» Aim of the exercise
The data must be returned in full and exactly as given.

═══ Supplied material

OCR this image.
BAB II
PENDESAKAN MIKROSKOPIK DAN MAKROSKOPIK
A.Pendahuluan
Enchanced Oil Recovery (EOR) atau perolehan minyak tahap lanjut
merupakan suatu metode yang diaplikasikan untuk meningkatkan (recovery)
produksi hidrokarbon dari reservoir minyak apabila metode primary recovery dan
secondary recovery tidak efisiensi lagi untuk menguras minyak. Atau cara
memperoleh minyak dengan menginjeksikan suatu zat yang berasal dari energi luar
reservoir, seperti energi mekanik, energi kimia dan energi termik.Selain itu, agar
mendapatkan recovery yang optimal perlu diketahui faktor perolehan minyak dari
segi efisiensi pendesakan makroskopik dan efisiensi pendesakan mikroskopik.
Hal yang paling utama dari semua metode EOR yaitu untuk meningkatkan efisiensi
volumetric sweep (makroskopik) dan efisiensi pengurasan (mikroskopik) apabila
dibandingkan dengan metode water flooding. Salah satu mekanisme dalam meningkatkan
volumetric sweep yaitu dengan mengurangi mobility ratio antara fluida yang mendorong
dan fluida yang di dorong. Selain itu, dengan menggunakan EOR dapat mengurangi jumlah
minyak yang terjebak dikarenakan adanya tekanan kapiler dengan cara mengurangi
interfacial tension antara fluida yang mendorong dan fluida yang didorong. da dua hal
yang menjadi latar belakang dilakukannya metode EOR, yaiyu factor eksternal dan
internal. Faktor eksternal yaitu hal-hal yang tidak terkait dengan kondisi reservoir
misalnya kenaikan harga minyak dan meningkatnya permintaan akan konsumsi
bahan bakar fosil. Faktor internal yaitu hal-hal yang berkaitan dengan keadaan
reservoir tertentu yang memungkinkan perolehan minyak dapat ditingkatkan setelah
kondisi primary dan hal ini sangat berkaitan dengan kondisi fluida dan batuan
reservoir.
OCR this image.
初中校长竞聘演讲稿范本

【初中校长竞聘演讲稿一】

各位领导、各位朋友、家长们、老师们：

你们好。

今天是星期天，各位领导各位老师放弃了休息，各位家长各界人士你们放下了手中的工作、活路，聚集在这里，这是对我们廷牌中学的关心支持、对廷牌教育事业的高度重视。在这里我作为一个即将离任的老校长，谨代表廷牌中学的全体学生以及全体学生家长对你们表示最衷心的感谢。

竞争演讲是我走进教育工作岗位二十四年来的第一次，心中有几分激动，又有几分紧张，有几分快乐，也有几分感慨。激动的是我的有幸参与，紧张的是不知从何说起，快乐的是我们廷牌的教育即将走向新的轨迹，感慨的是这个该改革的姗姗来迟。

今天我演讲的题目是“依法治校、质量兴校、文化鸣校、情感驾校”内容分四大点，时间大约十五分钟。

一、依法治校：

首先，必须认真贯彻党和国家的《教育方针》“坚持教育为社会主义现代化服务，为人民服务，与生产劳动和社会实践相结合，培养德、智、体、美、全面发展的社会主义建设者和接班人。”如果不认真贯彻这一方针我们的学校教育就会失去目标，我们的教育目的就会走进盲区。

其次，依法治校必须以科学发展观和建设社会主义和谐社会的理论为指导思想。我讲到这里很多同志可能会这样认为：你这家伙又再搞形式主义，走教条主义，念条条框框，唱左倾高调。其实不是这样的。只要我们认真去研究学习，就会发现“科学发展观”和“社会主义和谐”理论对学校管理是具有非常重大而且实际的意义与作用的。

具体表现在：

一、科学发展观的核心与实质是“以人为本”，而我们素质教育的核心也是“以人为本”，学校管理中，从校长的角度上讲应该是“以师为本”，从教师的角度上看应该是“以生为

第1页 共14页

══════

» Written response
OCR this image.
BAB II
PENDESAKAN MIKROSKOPIK DAN MAKROSKOPIK
A.Pendahuluan
Enchanced Oil Recovery (EOR) atau perolehan minyak tahap lanjut
merupakan suatu metode yang diaplikasikan untuk meningkatkan (recovery)
produksi hidrokarbon dari reservoir minyak apabila metode primary recovery dan
secondary recovery tidak efisiensi lagi untuk menguras minyak. Atau cara
memperoleh minyak dengan menginjeksikan suatu zat yang berasal dari energi luar
reservoir, seperti energi mekanik, energi kimia dan energi termik.Selain itu, agar
mendapatkan recovery yang optimal perlu diketahui faktor perolehan minyak dari
segi efisiensi pendesakan makroskopik dan efisiensi pendesakan mikroskopik.
Hal yang paling utama dari semua metode EOR yaitu untuk meningkatkan efisiensi
volumetric sweep (makroskopik) dan efisiensi pengurasan (mikroskopik) apabila
dibandingkan dengan metode water flooding. Salah satu mekanisme dalam meningkatkan
volumetric sweep yaitu dengan mengurangi mobility ratio antara fluida yang mendorong
dan fluida yang di dorong. Selain itu, dengan menggunakan EOR dapat mengurangi jumlah
minyak yang terjebak dikarenakan adanya tekanan kapiler dengan cara mengurangi
interfacial tension antara fluida yang mendorong dan fluida yang didorong. da dua hal
yang menjadi latar belakang dilakukannya metode EOR, yaiyu factor eksternal dan
internal. Faktor eksternal yaitu hal-hal yang tidak terkait dengan kondisi reservoir
misalnya kenaikan harga minyak dan meningkatnya permintaan akan konsumsi
bahan bakar fosil. Faktor internal yaitu hal-hal yang berkaitan dengan keadaan
reservoir tertentu yang memungkinkan perolehan minyak dapat ditingkatkan setelah
kondisi primary dan hal ini sangat berkaitan dengan kondisi fluida dan batuan
reservoir.
OCR this image.
初中校长竞聘演讲稿范本

【初中校长竞聘演讲稿一】

各位领导、各位朋友、家长们、老师们：

你们好。

今天是星期天，各位领导各位老师放弃了休息，各位家长各界人士你们放下了手中的工作、活路，聚集在这里，这是对我们廷牌中学的关心支持、对廷牌教育事业的高度重视。在这里我作为一个即将离任的老校长，谨代表廷牌中学的全体学生以及全体学生家长对你们表示最衷心的感谢。

竞争演讲是我走进教育工作岗位二十四年来的第一次，心中有几分激动，又有几分紧张，有几分快乐，也有几分感慨。激动的是我的有幸参与，紧张的是不知从何说起，快乐的是我们廷牌的教育即将走向新的轨迹，感慨的是这个该改革的姗姗来迟。

今天我演讲的题目是“依法治校、质量兴校、文化鸣校、情感驾校”内容分四大点，时间大约十五分钟。

一、依法治校：

首先，必须认真贯彻党和国家的《教育方针》“坚持教育为社会主义现代化服务，为人民服务，与生产劳动和社会实践相结合，培养德、智、体、美、全面发展的社会主义建设者和接班人。”如果不认真贯彻这一方针我们的学校教育就会失去目标，我们的教育目的就会走进盲区。

其次，依法治校必须以科学发展观和建设社会主义和谐社会的理论为指导思想。我讲到这里很多同志可能会这样认为：你这家伙又再搞形式主义，走教条主义，念条条框框，唱左倾高调。其实不是这样的。只要我们认真去研究学习，就会发现“科学发展观”和“社会主义和谐”理论对学校管理是具有非常重大而且实际的意义与作用的。

具体表现在：

一、科学发展观的核心与实质是“以人为本”，而我们素质教育的核心也是“以人为本”，学校管理中，从校长的角度上讲应该是“以师为本”，从教师的角度上看应该是“以生为

第1页 共14页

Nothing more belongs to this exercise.